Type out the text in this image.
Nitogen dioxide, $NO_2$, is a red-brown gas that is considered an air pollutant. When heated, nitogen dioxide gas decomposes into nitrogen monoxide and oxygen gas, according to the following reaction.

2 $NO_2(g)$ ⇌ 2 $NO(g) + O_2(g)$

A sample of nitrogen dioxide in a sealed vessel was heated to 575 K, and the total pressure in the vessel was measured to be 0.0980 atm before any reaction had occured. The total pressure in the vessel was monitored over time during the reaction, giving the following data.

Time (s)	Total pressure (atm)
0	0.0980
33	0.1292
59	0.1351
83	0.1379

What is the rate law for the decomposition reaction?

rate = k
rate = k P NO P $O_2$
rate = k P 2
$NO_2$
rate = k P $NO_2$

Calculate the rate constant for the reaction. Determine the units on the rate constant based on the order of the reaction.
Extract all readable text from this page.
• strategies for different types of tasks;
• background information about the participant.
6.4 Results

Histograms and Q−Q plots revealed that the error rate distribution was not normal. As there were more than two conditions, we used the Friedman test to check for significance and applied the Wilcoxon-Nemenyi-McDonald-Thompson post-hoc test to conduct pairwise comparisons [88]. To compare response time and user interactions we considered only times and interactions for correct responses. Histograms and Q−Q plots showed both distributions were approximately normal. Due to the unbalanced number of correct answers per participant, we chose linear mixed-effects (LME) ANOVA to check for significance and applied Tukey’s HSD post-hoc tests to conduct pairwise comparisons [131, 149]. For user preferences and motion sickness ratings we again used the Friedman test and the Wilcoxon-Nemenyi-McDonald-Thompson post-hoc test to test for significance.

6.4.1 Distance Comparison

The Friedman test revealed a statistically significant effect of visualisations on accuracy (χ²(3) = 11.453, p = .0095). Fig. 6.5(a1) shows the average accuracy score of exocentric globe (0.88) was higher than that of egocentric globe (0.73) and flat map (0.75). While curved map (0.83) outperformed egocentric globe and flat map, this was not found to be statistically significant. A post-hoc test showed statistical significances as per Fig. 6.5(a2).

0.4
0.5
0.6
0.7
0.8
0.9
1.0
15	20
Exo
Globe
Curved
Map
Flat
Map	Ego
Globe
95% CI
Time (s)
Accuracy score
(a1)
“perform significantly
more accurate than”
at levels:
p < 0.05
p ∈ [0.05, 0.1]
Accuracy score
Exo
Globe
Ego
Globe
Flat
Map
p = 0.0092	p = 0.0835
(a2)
#####
** GOAL **
Which lines in the records above contain the string "text"? Copy each one.

** FINAL RESULT **
Type out the text in this image.
Extract all readable text from this page.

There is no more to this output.